Task prompt:
Exactly repeat the full listing that follows.

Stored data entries

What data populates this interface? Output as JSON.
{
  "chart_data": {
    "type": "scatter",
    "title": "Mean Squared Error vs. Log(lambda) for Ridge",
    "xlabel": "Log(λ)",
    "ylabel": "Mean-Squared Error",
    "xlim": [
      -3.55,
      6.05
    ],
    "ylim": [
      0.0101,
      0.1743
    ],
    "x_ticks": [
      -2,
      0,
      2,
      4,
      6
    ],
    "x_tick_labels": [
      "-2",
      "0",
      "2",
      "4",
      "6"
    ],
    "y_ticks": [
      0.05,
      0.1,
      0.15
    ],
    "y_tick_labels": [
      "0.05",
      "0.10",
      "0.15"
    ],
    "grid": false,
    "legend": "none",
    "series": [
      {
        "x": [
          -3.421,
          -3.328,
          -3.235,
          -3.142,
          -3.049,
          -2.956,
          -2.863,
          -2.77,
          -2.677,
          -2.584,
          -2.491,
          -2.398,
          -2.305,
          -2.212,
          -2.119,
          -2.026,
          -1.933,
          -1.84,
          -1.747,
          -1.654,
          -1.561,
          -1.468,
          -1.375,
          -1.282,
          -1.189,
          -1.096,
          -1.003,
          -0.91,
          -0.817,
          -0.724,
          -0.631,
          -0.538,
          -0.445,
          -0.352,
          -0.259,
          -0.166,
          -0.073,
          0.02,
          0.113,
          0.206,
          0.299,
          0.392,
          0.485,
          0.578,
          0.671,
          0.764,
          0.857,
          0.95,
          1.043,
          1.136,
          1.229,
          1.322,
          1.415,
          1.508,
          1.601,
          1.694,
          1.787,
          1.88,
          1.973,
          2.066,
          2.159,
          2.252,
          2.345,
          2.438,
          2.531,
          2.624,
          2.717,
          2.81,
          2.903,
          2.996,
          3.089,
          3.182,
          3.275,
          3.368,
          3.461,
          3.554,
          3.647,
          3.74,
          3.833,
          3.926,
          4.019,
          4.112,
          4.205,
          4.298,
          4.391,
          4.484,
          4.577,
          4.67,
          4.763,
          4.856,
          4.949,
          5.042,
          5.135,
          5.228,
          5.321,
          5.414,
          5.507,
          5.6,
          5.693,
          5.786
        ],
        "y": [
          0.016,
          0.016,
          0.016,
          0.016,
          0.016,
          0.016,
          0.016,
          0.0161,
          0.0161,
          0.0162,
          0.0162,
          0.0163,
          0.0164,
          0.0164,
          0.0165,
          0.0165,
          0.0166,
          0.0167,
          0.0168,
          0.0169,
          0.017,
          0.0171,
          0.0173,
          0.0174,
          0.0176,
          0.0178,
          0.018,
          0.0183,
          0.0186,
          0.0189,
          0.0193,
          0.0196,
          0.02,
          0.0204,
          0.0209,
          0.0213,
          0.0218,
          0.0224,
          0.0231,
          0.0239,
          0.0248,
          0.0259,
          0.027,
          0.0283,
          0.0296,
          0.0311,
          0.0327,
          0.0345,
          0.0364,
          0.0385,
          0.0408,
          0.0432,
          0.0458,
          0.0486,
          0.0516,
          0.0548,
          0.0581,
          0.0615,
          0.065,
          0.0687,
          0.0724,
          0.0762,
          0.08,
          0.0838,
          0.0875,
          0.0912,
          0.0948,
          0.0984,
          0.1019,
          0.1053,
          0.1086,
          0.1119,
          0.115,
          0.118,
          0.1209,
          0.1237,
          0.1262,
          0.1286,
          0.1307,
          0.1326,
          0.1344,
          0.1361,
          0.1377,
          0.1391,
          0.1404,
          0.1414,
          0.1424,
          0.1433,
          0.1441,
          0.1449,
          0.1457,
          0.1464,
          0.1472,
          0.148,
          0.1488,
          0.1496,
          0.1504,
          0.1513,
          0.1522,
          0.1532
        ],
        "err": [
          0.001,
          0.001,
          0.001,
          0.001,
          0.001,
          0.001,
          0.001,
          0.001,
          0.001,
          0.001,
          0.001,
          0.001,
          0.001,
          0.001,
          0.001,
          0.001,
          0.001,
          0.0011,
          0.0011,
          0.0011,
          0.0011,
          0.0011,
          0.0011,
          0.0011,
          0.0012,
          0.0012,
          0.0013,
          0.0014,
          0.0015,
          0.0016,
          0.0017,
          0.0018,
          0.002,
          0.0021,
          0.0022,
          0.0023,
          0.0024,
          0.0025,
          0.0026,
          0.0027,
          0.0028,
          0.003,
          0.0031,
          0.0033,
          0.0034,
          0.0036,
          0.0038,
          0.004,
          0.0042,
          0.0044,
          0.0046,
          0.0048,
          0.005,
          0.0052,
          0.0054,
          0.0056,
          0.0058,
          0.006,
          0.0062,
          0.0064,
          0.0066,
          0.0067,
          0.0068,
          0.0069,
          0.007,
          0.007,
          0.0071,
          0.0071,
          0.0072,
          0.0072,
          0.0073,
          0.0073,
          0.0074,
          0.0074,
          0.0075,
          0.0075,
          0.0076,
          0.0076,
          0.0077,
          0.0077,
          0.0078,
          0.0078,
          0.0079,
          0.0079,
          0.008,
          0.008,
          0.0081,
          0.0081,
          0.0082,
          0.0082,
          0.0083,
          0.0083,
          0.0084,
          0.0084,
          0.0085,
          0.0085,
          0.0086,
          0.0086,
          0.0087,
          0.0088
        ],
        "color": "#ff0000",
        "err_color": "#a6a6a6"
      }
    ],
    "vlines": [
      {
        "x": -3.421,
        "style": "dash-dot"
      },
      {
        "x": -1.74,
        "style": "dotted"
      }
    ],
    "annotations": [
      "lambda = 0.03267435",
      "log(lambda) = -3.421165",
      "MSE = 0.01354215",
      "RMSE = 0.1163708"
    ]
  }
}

Answer to this task:
What data populates this interface? Output as JSON.
{
  "chart_data": {
    "type": "scatter",
    "title": "Mean Squared Error vs. Log(lambda) for Ridge",
    "xlabel": "Log(λ)",
    "ylabel": "Mean-Squared Error",
    "xlim": [
      -3.55,
      6.05
    ],
    "ylim": [
      0.0101,
      0.1743
    ],
    "x_ticks": [
      -2,
      0,
      2,
      4,
      6
    ],
    "x_tick_labels": [
      "-2",
      "0",
      "2",
      "4",
      "6"
    ],
    "y_ticks": [
      0.05,
      0.1,
      0.15
    ],
    "y_tick_labels": [
      "0.05",
      "0.10",
      "0.15"
    ],
    "grid": false,
    "legend": "none",
    "series": [
      {
        "x": [
          -3.421,
          -3.328,
          -3.235,
          -3.142,
          -3.049,
          -2.956,
          -2.863,
          -2.77,
          -2.677,
          -2.584,
          -2.491,
          -2.398,
          -2.305,
          -2.212,
          -2.119,
          -2.026,
          -1.933,
          -1.84,
          -1.747,
          -1.654,
          -1.561,
          -1.468,
          -1.375,
          -1.282,
          -1.189,
          -1.096,
          -1.003,
          -0.91,
          -0.817,
          -0.724,
          -0.631,
          -0.538,
          -0.445,
          -0.352,
          -0.259,
          -0.166,
          -0.073,
          0.02,
          0.113,
          0.206,
          0.299,
          0.392,
          0.485,
          0.578,
          0.671,
          0.764,
          0.857,
          0.95,
          1.043,
          1.136,
          1.229,
          1.322,
          1.415,
          1.508,
          1.601,
          1.694,
          1.787,
          1.88,
          1.973,
          2.066,
          2.159,
          2.252,
          2.345,
          2.438,
          2.531,
          2.624,
          2.717,
          2.81,
          2.903,
          2.996,
          3.089,
          3.182,
          3.275,
          3.368,
          3.461,
          3.554,
          3.647,
          3.74,
          3.833,
          3.926,
          4.019,
          4.112,
          4.205,
          4.298,
          4.391,
          4.484,
          4.577,
          4.67,
          4.763,
          4.856,
          4.949,
          5.042,
          5.135,
          5.228,
          5.321,
          5.414,
          5.507,
          5.6,
          5.693,
          5.786
        ],
        "y": [
          0.016,
          0.016,
          0.016,
          0.016,
          0.016,
          0.016,
          0.016,
          0.0161,
          0.0161,
          0.0162,
          0.0162,
          0.0163,
          0.0164,
          0.0164,
          0.0165,
          0.0165,
          0.0166,
          0.0167,
          0.0168,
          0.0169,
          0.017,
          0.0171,
          0.0173,
          0.0174,
          0.0176,
          0.0178,
          0.018,
          0.0183,
          0.0186,
          0.0189,
          0.0193,
          0.0196,
          0.02,
          0.0204,
          0.0209,
          0.0213,
          0.0218,
          0.0224,
          0.0231,
          0.0239,
          0.0248,
          0.0259,
          0.027,
          0.0283,
          0.0296,
          0.0311,
          0.0327,
          0.0345,
          0.0364,
          0.0385,
          0.0408,
          0.0432,
          0.0458,
          0.0486,
          0.0516,
          0.0548,
          0.0581,
          0.0615,
          0.065,
          0.0687,
          0.0724,
          0.0762,
          0.08,
          0.0838,
          0.0875,
          0.0912,
          0.0948,
          0.0984,
          0.1019,
          0.1053,
          0.1086,
          0.1119,
          0.115,
          0.118,
          0.1209,
          0.1237,
          0.1262,
          0.1286,
          0.1307,
          0.1326,
          0.1344,
          0.1361,
          0.1377,
          0.1391,
          0.1404,
          0.1414,
          0.1424,
          0.1433,
          0.1441,
          0.1449,
          0.1457,
          0.1464,
          0.1472,
          0.148,
          0.1488,
          0.1496,
          0.1504,
          0.1513,
          0.1522,
          0.1532
        ],
        "err": [
          0.001,
          0.001,
          0.001,
          0.001,
          0.001,
          0.001,
          0.001,
          0.001,
          0.001,
          0.001,
          0.001,
          0.001,
          0.001,
          0.001,
          0.001,
          0.001,
          0.001,
          0.0011,
          0.0011,
          0.0011,
          0.0011,
          0.0011,
          0.0011,
          0.0011,
          0.0012,
          0.0012,
          0.0013,
          0.0014,
          0.0015,
          0.0016,
          0.0017,
          0.0018,
          0.002,
          0.0021,
          0.0022,
          0.0023,
          0.0024,
          0.0025,
          0.0026,
          0.0027,
          0.0028,
          0.003,
          0.0031,
          0.0033,
          0.0034,
          0.0036,
          0.0038,
          0.004,
          0.0042,
          0.0044,
          0.0046,
          0.0048,
          0.005,
          0.0052,
          0.0054,
          0.0056,
          0.0058,
          0.006,
          0.0062,
          0.0064,
          0.0066,
          0.0067,
          0.0068,
          0.0069,
          0.007,
          0.007,
          0.0071,
          0.0071,
          0.0072,
          0.0072,
          0.0073,
          0.0073,
          0.0074,
          0.0074,
          0.0075,
          0.0075,
          0.0076,
          0.0076,
          0.0077,
          0.0077,
          0.0078,
          0.0078,
          0.0079,
          0.0079,
          0.008,
          0.008,
          0.0081,
          0.0081,
          0.0082,
          0.0082,
          0.0083,
          0.0083,
          0.0084,
          0.0084,
          0.0085,
          0.0085,
          0.0086,
          0.0086,
          0.0087,
          0.0088
        ],
        "color": "#ff0000",
        "err_color": "#a6a6a6"
      }
    ],
    "vlines": [
      {
        "x": -3.421,
        "style": "dash-dot"
      },
      {
        "x": -1.74,
        "style": "dotted"
      }
    ],
    "annotations": [
      "lambda = 0.03267435",
      "log(lambda) = -3.421165",
      "MSE = 0.01354215",
      "RMSE = 0.1163708"
    ]
  }
}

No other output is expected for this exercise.